PROBLEM TO SOLVE: Report every line in the listing that contains the string "работников".
═══ EXCERPTED RECORDS ═══
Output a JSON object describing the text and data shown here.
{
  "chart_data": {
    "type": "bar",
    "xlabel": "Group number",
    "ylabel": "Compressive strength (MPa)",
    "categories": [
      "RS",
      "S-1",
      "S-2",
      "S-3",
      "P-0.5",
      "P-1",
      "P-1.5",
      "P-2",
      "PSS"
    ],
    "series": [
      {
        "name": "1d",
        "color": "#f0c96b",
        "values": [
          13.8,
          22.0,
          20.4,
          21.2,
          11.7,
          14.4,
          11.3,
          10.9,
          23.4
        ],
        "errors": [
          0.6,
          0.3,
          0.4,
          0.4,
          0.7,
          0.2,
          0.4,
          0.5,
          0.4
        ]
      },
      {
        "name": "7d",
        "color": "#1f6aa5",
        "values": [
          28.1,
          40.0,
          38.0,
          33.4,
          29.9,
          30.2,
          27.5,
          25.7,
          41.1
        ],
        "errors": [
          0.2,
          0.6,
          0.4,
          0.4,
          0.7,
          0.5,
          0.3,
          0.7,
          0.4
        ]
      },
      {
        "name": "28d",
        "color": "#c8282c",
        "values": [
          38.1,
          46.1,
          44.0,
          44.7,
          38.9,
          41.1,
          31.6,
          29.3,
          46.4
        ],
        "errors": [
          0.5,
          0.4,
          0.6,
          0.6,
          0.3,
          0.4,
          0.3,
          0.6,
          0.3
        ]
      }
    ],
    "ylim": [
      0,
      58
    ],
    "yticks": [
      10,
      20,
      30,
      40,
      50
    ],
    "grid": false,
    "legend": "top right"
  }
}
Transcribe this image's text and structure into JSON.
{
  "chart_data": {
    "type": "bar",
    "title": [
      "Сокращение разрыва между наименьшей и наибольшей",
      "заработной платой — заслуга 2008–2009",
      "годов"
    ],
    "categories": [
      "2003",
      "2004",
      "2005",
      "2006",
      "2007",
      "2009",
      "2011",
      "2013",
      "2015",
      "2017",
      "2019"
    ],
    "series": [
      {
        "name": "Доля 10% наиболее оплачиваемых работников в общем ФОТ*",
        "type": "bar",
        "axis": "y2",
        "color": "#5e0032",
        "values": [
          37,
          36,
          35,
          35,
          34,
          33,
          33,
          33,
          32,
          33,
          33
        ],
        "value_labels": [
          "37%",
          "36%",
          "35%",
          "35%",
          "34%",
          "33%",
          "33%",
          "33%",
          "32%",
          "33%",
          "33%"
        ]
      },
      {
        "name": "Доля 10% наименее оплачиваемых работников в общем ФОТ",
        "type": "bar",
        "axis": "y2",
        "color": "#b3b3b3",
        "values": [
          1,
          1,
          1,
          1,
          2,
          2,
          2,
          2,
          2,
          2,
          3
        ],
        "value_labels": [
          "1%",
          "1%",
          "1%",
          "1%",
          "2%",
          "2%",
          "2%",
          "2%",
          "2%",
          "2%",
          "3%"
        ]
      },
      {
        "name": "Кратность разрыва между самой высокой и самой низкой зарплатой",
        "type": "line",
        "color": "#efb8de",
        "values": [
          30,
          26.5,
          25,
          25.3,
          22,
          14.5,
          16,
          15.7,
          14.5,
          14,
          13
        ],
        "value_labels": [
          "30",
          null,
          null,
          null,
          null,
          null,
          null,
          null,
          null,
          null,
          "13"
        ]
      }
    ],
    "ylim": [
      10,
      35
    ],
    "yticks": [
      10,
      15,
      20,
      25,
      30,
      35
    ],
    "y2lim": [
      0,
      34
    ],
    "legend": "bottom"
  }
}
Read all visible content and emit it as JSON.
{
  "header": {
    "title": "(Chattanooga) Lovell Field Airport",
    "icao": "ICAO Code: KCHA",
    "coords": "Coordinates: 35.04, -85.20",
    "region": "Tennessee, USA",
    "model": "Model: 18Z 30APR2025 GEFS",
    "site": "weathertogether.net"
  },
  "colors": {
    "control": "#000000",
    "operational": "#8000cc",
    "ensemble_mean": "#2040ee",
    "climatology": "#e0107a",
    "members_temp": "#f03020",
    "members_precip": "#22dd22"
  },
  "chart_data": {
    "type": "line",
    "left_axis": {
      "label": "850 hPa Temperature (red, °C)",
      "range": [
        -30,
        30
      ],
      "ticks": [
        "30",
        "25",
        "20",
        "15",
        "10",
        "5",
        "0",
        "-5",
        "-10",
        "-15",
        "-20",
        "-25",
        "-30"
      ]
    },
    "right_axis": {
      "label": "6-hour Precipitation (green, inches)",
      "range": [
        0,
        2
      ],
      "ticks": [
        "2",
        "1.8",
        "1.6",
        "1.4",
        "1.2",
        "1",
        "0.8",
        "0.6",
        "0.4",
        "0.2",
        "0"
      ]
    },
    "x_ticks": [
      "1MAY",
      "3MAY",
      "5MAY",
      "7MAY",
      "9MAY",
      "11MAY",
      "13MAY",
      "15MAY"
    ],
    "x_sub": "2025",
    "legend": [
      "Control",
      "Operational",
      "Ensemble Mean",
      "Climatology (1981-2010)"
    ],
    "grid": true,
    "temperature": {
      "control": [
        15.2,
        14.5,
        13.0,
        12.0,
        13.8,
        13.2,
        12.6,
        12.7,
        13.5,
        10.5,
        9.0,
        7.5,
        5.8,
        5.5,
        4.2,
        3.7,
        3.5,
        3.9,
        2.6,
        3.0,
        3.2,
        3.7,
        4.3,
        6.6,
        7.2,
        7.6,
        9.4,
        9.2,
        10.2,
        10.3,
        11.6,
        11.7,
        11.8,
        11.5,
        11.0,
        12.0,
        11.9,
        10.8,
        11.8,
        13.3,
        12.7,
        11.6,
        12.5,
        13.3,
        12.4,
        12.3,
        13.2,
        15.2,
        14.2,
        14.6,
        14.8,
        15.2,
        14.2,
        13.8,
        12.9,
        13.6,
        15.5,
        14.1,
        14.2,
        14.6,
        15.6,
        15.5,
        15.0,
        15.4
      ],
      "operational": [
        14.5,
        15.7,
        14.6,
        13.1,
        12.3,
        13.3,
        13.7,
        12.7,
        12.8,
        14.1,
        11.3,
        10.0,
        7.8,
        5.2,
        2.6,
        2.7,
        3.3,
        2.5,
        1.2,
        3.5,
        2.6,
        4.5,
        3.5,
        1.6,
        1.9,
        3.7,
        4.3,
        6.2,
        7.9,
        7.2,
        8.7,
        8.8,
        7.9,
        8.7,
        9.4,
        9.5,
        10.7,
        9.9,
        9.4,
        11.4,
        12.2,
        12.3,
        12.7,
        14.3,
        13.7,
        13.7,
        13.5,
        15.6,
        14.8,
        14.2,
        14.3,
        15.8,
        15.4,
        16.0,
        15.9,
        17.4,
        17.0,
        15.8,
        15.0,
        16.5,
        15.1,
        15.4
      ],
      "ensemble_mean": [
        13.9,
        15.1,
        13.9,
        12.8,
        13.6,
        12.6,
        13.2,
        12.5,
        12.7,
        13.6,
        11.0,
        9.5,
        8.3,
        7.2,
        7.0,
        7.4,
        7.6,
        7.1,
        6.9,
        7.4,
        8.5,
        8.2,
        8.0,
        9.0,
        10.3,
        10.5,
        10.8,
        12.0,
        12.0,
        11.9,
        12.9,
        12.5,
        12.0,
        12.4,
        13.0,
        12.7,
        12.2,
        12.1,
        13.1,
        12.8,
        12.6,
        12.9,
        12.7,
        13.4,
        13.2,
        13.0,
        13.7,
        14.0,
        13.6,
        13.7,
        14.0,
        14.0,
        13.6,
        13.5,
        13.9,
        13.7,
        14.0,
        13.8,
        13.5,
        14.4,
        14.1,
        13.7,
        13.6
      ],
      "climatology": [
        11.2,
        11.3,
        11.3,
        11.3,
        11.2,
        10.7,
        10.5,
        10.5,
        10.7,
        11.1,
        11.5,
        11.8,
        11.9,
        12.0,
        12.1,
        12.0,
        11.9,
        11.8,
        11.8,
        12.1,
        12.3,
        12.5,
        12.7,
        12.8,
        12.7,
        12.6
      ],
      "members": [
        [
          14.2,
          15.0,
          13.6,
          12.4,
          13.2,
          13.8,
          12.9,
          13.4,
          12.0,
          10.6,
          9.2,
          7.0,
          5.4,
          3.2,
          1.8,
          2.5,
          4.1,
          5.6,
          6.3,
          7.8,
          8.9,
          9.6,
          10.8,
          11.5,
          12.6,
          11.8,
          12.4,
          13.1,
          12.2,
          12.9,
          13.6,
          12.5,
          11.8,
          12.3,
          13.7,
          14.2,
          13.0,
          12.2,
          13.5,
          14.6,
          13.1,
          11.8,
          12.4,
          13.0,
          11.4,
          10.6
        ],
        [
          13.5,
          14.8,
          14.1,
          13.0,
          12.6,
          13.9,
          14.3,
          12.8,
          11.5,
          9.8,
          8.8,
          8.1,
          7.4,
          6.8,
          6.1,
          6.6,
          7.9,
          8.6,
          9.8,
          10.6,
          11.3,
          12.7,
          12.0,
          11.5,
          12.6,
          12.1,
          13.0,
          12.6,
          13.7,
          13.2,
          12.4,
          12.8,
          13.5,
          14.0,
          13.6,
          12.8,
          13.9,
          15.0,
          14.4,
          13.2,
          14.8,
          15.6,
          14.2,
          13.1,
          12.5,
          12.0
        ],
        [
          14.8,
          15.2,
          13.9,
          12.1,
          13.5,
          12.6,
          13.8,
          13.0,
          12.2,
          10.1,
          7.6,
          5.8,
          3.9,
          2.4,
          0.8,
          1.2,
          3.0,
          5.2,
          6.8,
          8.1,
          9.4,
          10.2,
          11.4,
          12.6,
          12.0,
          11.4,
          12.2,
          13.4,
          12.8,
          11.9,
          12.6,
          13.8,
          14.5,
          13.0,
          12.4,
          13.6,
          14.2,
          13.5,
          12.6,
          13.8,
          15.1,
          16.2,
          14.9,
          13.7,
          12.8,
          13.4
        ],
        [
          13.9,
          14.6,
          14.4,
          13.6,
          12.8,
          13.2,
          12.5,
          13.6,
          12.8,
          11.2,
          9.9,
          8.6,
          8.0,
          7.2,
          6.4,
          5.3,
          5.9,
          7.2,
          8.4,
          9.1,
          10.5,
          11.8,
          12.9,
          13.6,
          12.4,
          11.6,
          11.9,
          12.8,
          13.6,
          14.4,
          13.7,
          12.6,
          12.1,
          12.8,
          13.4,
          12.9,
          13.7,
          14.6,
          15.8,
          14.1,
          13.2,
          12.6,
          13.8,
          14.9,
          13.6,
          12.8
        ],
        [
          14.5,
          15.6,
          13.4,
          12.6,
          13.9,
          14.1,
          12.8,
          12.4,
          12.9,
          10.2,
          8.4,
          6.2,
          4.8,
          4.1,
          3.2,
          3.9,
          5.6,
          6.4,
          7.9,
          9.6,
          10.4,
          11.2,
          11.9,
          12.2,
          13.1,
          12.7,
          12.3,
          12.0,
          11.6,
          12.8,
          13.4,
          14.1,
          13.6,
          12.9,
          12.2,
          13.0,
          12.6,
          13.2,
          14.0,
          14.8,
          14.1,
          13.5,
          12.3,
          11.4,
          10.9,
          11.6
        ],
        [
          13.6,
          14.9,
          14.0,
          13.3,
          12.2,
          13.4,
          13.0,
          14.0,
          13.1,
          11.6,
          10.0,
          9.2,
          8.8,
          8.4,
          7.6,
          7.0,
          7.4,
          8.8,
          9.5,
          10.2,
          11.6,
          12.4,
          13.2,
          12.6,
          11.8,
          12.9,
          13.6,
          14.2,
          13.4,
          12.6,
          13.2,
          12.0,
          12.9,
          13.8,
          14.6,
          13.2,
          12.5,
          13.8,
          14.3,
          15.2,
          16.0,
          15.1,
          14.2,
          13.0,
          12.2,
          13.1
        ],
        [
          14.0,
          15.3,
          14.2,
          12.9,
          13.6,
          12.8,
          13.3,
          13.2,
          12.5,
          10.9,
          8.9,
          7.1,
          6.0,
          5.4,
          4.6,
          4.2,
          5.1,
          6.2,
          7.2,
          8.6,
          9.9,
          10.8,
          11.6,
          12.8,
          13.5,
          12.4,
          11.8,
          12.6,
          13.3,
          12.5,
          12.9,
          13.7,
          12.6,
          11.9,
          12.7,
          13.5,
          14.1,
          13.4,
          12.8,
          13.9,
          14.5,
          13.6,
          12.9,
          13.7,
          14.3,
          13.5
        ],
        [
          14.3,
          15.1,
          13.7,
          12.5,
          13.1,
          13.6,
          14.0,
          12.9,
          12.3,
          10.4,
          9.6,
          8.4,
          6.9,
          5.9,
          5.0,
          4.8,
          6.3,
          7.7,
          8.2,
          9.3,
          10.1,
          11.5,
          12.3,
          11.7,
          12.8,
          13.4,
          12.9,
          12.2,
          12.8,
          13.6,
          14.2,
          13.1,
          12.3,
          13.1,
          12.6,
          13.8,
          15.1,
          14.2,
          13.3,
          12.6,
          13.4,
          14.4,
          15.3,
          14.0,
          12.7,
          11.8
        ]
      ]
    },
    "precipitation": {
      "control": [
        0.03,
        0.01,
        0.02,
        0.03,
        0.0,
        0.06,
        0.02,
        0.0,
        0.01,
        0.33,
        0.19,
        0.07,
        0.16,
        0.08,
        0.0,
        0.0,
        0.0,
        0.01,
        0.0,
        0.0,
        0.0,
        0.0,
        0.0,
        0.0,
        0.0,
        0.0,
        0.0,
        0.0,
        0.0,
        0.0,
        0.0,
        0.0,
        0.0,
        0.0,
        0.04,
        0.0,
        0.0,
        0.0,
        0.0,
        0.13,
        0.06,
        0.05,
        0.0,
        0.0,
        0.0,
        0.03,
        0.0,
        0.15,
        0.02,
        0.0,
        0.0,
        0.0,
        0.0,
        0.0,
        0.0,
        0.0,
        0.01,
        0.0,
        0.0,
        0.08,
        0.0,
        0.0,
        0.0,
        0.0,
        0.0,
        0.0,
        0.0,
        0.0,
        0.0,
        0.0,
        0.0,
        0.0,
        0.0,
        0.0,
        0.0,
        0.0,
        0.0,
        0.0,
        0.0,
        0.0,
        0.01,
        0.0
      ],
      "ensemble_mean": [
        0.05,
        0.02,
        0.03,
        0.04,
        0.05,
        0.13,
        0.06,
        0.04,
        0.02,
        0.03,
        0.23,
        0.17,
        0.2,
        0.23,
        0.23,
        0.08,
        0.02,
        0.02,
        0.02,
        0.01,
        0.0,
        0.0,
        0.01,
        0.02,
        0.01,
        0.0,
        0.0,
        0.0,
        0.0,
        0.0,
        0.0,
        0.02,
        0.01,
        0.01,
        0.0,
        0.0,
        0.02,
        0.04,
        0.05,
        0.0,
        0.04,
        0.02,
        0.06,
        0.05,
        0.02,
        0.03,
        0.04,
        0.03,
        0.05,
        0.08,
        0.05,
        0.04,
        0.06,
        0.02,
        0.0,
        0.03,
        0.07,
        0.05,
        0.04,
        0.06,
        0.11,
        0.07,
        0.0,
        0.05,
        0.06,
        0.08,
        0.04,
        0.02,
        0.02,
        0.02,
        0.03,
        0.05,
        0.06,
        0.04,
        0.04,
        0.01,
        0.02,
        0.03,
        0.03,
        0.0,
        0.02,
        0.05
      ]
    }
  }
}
═══
SOLVED PROBLEM:
        "name": "Доля 10% наиболее оплачиваемых работников в общем ФОТ*",
        "name": "Доля 10% наименее оплачиваемых работников в общем ФОТ",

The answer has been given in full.